[Stored records]
________________

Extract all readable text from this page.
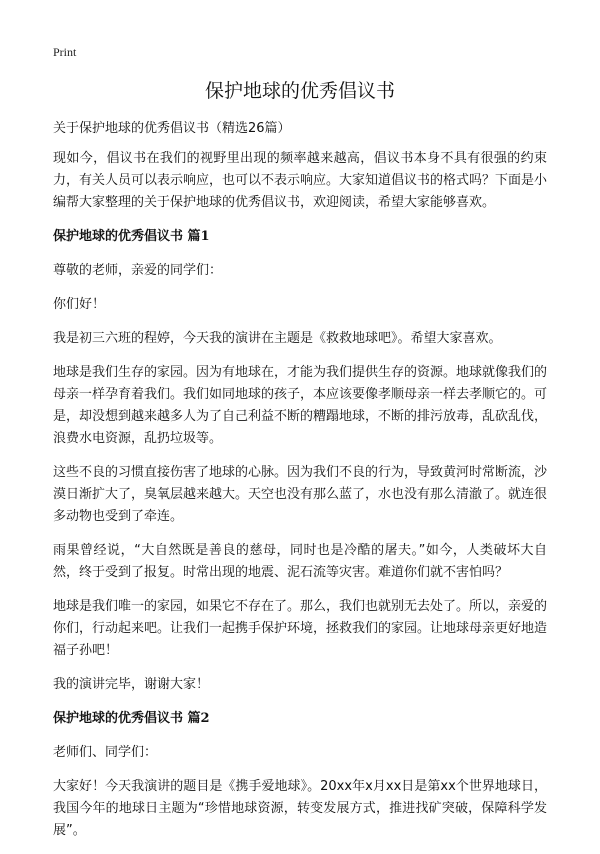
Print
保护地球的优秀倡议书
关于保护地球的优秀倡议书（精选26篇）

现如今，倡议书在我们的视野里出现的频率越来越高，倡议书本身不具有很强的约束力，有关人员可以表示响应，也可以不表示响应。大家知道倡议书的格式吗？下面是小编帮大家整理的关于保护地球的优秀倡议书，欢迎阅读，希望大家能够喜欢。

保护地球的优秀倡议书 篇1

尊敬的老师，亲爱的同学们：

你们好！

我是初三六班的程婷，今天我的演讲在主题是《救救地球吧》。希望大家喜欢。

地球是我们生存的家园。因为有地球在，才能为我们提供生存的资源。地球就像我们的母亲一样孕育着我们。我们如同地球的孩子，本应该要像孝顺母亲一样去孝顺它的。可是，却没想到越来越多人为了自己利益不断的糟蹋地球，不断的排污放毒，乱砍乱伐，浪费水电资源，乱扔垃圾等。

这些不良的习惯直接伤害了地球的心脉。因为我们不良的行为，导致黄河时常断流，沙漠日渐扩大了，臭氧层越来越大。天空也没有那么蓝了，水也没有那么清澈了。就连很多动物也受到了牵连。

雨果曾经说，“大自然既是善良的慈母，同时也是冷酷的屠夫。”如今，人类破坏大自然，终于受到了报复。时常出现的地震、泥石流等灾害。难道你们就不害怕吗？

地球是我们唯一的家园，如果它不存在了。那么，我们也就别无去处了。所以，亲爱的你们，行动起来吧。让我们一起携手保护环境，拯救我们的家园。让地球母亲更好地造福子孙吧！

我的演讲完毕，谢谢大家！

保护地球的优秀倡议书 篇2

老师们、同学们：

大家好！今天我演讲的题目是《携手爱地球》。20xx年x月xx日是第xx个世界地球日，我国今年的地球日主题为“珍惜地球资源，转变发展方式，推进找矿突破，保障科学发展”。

________________

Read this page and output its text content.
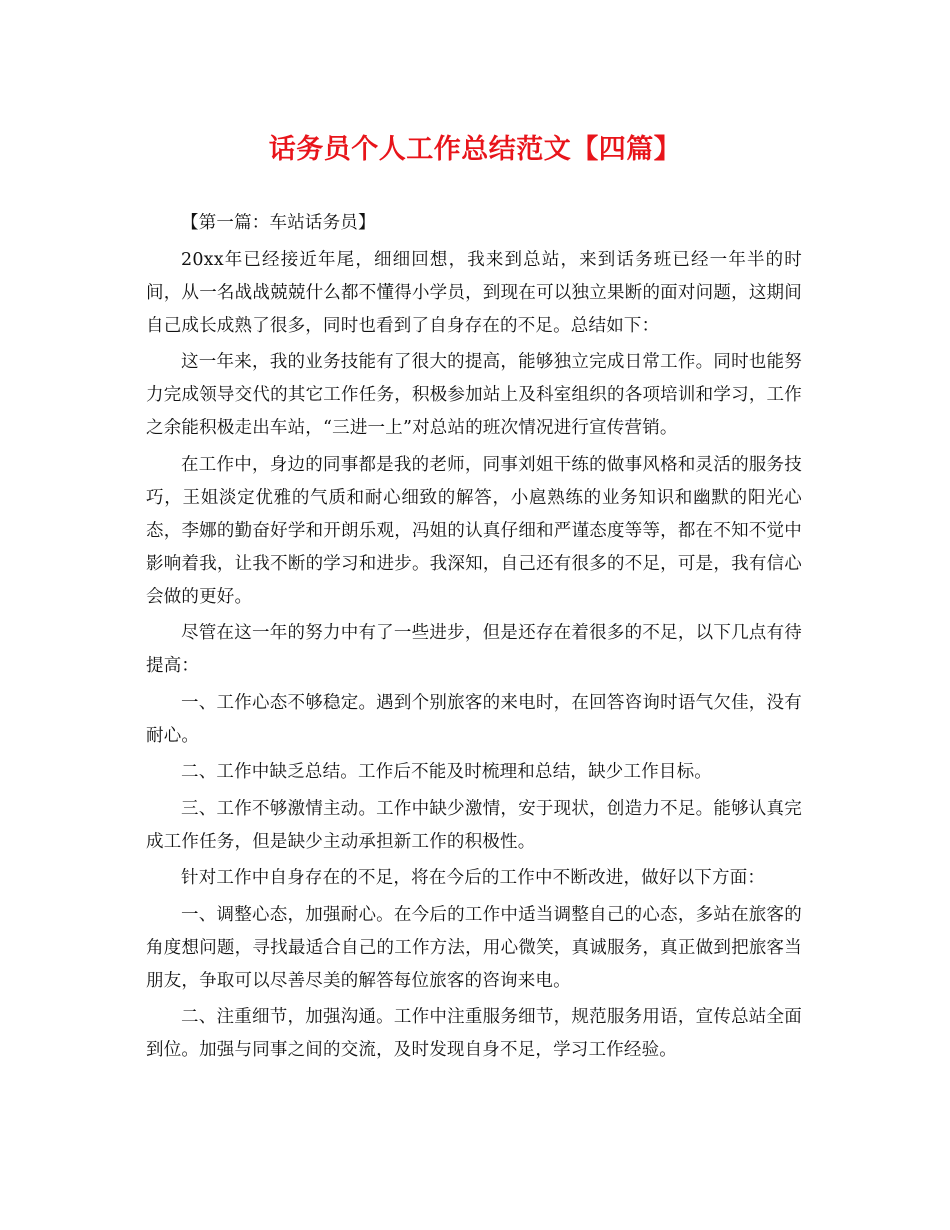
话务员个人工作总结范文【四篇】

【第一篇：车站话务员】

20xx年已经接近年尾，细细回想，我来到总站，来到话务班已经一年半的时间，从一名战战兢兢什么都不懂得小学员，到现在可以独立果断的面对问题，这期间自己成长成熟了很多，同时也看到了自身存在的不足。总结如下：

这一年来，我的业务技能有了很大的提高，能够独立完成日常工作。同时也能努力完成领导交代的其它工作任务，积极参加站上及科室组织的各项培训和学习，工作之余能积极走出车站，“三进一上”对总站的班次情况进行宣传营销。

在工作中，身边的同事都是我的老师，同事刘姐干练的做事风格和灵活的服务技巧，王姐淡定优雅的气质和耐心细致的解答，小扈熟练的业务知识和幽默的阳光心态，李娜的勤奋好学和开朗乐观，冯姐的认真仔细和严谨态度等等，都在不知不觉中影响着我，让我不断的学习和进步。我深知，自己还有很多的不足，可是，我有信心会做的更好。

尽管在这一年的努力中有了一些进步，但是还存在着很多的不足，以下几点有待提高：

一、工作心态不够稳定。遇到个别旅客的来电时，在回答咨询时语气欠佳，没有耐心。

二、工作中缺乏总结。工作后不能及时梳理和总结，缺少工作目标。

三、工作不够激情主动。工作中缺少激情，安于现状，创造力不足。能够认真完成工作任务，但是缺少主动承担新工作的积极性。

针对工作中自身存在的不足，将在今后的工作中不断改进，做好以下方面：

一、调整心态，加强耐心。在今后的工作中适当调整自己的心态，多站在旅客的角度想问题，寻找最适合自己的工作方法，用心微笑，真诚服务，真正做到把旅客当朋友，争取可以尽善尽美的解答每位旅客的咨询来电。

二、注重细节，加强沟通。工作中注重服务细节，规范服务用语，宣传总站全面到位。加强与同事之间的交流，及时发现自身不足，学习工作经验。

________________

* [GOAL] Show each line of the data that contains the string "text".

* [RESULT]
Extract all readable text from this page.
Read this page and output its text content.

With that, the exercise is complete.